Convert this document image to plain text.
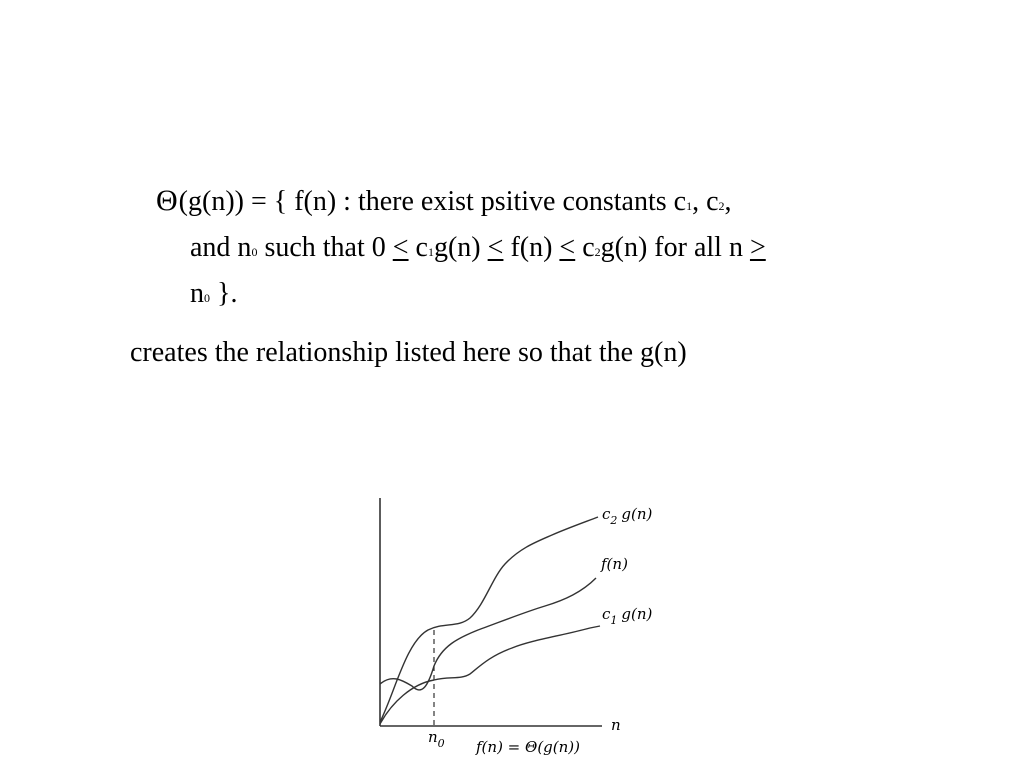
Θ(g(n)) = { f(n) : there exist psitive constants c1, c2,
and n0 such that 0 < c1g(n) < f(n) < c2g(n) for all n >
n0 }.
creates the relationship listed here so that the g(n)
$c_2$ g(n)
f(n)
$c_1$ g(n)
n
$n_0$ f(n) = Θ(g(n))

Written instruction:
From the listing, copy each line containing the word "that".

Result of this exercise:
and n0 such that 0 < c1g(n) < f(n) < c2g(n) for all n >
creates the relationship listed here so that the g(n)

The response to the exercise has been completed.